*TEXT FOR ANALYSIS*
--------------------------------------------------
Under extreme circumstances a person can die from lack of water within hours. Excessive exercise without hydration can lead to the inability to sweat and regulate body temperature. Under more comfortable conditions it might take up to a week to die of thirst.

Contaminated water with dissolved toxins or pathogenic bacteria can also kill. The death may be short (diarrhea and vomiting) and agonizing, or long (think cancer) and agonizing. So how much are we willing to pay for clean water — water that meets our physical needs for hydration without making us ill?

If we live in a Florida city we pay from $2.10 (Orlando) to $6.89 (West Palm Beach) per 1,000 gallons of clean, potable fresh water. If we buy bottled water, we are paying from $1,100 (Zephyrhills Natural Spring Water) to $9,240 (Evian Natural Spring Water) per 1,000 gallons of the same groundwater in a fancy plastic bottle.

On the other end of the spectrum is the cost to pump groundwater using a private well. Including the cost of well installation, a pump to lift the water and the electricity to run it, the typical cost over the normal life of the well and pump is about 10 cents per thousand gallons. In Florida the water itself is free. Installing a private well is 20 times less expensive than paying your water bill in Orlando and 11,000 times cheaper than buying a bottle of Zephyrhills water.
--------------------------------------------------
(Data records)
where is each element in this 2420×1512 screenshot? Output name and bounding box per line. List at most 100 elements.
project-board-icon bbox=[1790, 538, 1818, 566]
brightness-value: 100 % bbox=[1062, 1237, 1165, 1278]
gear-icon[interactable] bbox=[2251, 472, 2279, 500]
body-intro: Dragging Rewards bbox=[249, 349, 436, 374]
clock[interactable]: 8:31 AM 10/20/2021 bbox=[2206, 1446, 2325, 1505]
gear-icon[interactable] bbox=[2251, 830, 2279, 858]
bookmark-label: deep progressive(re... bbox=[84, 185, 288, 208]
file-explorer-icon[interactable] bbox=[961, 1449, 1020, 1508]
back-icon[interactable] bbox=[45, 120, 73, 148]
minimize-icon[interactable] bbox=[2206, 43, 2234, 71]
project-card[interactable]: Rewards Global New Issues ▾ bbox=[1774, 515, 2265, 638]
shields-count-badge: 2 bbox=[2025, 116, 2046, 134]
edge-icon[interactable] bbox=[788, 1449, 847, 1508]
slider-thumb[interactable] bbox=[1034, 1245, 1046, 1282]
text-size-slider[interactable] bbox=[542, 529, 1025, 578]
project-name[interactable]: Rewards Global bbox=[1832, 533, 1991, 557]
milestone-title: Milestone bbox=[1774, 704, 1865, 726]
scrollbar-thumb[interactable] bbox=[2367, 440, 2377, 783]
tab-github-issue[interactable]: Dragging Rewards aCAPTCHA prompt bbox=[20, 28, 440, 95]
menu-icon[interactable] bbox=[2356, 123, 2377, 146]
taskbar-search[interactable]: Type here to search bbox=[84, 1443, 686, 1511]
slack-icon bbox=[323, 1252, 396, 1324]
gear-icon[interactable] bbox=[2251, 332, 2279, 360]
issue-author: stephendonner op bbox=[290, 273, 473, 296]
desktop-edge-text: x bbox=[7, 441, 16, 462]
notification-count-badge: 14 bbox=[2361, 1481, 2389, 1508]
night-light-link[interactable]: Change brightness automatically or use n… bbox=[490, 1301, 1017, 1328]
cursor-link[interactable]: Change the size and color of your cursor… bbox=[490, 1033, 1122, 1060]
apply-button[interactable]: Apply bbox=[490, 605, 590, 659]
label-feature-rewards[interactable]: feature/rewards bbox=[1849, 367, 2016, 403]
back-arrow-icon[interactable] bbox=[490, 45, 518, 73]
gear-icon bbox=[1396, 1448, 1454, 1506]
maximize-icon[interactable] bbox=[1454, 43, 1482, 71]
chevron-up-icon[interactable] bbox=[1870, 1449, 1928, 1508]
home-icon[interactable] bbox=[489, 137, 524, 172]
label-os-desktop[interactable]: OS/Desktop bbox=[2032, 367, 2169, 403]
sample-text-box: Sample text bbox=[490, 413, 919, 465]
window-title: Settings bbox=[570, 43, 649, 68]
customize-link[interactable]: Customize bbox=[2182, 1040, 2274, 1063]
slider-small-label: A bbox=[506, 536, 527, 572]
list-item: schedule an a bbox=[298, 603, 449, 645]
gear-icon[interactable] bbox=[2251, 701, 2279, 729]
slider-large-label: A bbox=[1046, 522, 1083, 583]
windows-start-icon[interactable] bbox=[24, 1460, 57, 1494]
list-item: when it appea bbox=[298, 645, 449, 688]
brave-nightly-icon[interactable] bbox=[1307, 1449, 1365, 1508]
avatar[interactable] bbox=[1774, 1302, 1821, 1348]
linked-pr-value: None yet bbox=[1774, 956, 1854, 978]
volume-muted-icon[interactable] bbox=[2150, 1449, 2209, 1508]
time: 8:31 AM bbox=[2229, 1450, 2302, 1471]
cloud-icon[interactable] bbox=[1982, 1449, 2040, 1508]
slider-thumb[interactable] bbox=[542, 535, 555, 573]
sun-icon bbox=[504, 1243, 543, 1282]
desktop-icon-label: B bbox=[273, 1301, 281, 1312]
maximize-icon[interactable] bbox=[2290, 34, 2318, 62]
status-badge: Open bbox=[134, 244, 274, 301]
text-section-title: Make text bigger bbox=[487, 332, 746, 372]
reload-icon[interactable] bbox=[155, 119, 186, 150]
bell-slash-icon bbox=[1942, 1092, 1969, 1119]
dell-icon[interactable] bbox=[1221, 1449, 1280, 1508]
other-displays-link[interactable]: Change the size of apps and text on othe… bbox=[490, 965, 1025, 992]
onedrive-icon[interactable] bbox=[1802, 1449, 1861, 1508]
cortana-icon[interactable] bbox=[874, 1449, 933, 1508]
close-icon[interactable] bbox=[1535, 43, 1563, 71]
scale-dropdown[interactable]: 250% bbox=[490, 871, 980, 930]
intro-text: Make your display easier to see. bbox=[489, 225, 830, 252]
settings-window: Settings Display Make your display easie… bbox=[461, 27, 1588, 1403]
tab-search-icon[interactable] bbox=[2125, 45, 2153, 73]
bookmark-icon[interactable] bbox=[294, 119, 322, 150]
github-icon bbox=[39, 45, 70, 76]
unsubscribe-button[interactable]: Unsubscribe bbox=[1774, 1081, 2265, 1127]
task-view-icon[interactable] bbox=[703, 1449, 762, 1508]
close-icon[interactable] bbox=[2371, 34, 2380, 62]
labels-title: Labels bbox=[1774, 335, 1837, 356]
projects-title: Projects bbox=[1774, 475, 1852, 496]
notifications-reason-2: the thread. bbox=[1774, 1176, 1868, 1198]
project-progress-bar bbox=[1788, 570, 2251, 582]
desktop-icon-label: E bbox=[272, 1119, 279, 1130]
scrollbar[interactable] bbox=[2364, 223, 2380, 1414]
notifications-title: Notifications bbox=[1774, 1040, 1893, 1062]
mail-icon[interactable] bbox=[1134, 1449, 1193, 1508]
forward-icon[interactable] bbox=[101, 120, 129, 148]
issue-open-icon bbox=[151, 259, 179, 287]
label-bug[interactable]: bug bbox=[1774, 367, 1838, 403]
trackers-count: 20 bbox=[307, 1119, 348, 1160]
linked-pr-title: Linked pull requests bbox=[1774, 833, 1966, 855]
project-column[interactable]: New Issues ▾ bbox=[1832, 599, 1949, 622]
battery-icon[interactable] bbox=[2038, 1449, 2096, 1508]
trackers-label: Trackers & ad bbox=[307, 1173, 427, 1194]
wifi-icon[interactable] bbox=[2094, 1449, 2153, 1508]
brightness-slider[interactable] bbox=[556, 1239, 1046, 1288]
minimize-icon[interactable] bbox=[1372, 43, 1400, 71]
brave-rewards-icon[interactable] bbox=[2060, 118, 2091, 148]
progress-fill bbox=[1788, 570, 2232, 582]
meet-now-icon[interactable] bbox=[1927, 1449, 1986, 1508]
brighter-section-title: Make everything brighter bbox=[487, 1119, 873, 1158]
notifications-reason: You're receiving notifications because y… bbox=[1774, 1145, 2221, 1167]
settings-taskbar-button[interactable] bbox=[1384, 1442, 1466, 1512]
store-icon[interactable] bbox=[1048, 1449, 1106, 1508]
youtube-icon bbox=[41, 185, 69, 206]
--------------------------------------------------
*WORK TO BE COMPLETED*
Pick up the text on the price of clean water after its final sentence and write the next part.

*ANSWER SECTION*
Access to clean, potable, fresh water is a basic human right. In times of disaster, our government and non-profits ship thousands of cases of bottled water to storm victims who have lost their access to clean water.

A common contaminant in groundwater in Florida and worldwide is nitrate nitrogen. The non-profit Environmental Working Group estimates that 5.3 million Americans are receiving nitrate-tainted water above health guidelines from their public utilities.

With a natural background concentration of less than 0.05 parts per million, the nitrate concentration in groundwater throughout north and central Florida now averages about 0.9 parts per million and exceeds 10 parts per million (the federal maximum drinking water standard) in many wells. Even the bottled springs water for sale in Florida contains elevated nitrate concentrations.

There is a logical and easy approach to getting out of Florida’s groundwater crisis. Its called an aquifer protection fee. When water is free or cheap it will be used to excess. Public utilities have learned that a tiered water rate effectively discourages excessive water use. Also, utilities charge homeowners and businesses for the cost of removing pollutants, such as nitrogen, from the wastewater they generate.

For home owners with private wells and nurserymen and farmers who use massive amounts of groundwater to profitably grow a crop, there is no tiered water rate. While there are some costs for installation and maintenance of a septic system and for lagoons associated with dairies, there is little to no cost for prevention of nitrogen pollution for rural homeowners and agricultural producers.

In other words, many water consumers and polluters do not pay a fair share to protect and sustain the groundwater that we all depend upon. Urban users shoulder nearly all the costs for the currently insufficient aquifer protection efforts required by state environmental agencies.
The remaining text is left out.